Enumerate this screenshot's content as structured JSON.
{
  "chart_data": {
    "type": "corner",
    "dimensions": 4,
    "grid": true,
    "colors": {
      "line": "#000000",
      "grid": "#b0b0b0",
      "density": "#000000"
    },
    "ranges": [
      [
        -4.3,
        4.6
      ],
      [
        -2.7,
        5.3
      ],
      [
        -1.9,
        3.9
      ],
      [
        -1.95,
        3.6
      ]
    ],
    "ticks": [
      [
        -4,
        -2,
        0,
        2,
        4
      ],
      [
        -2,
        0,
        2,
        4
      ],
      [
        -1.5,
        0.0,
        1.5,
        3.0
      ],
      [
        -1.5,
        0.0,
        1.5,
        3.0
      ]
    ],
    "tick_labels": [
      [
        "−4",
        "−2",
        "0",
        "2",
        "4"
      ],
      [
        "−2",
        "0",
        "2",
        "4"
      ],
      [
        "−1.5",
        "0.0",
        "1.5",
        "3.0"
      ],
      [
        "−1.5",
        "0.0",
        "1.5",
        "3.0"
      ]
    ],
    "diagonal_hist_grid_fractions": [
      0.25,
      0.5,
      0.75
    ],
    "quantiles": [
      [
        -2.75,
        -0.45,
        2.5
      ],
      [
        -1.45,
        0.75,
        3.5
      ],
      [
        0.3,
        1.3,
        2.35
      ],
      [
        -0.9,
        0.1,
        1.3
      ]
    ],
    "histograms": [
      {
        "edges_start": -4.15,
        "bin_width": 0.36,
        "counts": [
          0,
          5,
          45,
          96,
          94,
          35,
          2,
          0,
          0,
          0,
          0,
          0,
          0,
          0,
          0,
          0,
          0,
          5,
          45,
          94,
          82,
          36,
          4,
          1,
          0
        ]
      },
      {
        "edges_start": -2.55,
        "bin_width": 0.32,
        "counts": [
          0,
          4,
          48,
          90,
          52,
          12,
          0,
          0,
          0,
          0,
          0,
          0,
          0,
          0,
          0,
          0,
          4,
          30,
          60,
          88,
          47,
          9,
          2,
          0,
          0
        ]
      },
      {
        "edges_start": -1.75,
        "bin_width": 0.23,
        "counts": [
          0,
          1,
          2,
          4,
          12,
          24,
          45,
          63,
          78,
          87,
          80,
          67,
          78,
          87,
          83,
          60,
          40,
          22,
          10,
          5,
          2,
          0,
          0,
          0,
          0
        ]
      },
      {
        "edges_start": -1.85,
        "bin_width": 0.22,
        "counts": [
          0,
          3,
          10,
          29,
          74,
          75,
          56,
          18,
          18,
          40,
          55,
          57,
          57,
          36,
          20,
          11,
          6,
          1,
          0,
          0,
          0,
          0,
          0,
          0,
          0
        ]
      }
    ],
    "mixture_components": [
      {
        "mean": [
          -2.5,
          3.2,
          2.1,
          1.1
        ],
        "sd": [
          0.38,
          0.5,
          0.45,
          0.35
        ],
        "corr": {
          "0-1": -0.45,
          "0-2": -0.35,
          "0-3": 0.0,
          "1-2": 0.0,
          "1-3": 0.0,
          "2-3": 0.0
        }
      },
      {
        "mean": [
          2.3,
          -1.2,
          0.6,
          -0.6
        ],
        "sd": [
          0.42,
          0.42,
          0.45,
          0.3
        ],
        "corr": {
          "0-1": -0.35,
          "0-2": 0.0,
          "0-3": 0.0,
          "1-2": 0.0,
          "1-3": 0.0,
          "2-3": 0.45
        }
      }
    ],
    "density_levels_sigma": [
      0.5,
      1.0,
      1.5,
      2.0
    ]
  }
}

- **TASK TO CARRY OUT**:
Give an exact repetition of all the material.

- **SOLUTION TO THE EXERCISE**:
Enumerate this screenshot's content as structured JSON.
{
  "chart_data": {
    "type": "corner",
    "dimensions": 4,
    "grid": true,
    "colors": {
      "line": "#000000",
      "grid": "#b0b0b0",
      "density": "#000000"
    },
    "ranges": [
      [
        -4.3,
        4.6
      ],
      [
        -2.7,
        5.3
      ],
      [
        -1.9,
        3.9
      ],
      [
        -1.95,
        3.6
      ]
    ],
    "ticks": [
      [
        -4,
        -2,
        0,
        2,
        4
      ],
      [
        -2,
        0,
        2,
        4
      ],
      [
        -1.5,
        0.0,
        1.5,
        3.0
      ],
      [
        -1.5,
        0.0,
        1.5,
        3.0
      ]
    ],
    "tick_labels": [
      [
        "−4",
        "−2",
        "0",
        "2",
        "4"
      ],
      [
        "−2",
        "0",
        "2",
        "4"
      ],
      [
        "−1.5",
        "0.0",
        "1.5",
        "3.0"
      ],
      [
        "−1.5",
        "0.0",
        "1.5",
        "3.0"
      ]
    ],
    "diagonal_hist_grid_fractions": [
      0.25,
      0.5,
      0.75
    ],
    "quantiles": [
      [
        -2.75,
        -0.45,
        2.5
      ],
      [
        -1.45,
        0.75,
        3.5
      ],
      [
        0.3,
        1.3,
        2.35
      ],
      [
        -0.9,
        0.1,
        1.3
      ]
    ],
    "histograms": [
      {
        "edges_start": -4.15,
        "bin_width": 0.36,
        "counts": [
          0,
          5,
          45,
          96,
          94,
          35,
          2,
          0,
          0,
          0,
          0,
          0,
          0,
          0,
          0,
          0,
          0,
          5,
          45,
          94,
          82,
          36,
          4,
          1,
          0
        ]
      },
      {
        "edges_start": -2.55,
        "bin_width": 0.32,
        "counts": [
          0,
          4,
          48,
          90,
          52,
          12,
          0,
          0,
          0,
          0,
          0,
          0,
          0,
          0,
          0,
          0,
          4,
          30,
          60,
          88,
          47,
          9,
          2,
          0,
          0
        ]
      },
      {
        "edges_start": -1.75,
        "bin_width": 0.23,
        "counts": [
          0,
          1,
          2,
          4,
          12,
          24,
          45,
          63,
          78,
          87,
          80,
          67,
          78,
          87,
          83,
          60,
          40,
          22,
          10,
          5,
          2,
          0,
          0,
          0,
          0
        ]
      },
      {
        "edges_start": -1.85,
        "bin_width": 0.22,
        "counts": [
          0,
          3,
          10,
          29,
          74,
          75,
          56,
          18,
          18,
          40,
          55,
          57,
          57,
          36,
          20,
          11,
          6,
          1,
          0,
          0,
          0,
          0,
          0,
          0,
          0
        ]
      }
    ],
    "mixture_components": [
      {
        "mean": [
          -2.5,
          3.2,
          2.1,
          1.1
        ],
        "sd": [
          0.38,
          0.5,
          0.45,
          0.35
        ],
        "corr": {
          "0-1": -0.45,
          "0-2": -0.35,
          "0-3": 0.0,
          "1-2": 0.0,
          "1-3": 0.0,
          "2-3": 0.0
        }
      },
      {
        "mean": [
          2.3,
          -1.2,
          0.6,
          -0.6
        ],
        "sd": [
          0.42,
          0.42,
          0.45,
          0.3
        ],
        "corr": {
          "0-1": -0.35,
          "0-2": 0.0,
          "0-3": 0.0,
          "1-2": 0.0,
          "1-3": 0.0,
          "2-3": 0.45
        }
      }
    ],
    "density_levels_sigma": [
      0.5,
      1.0,
      1.5,
      2.0
    ]
  }
}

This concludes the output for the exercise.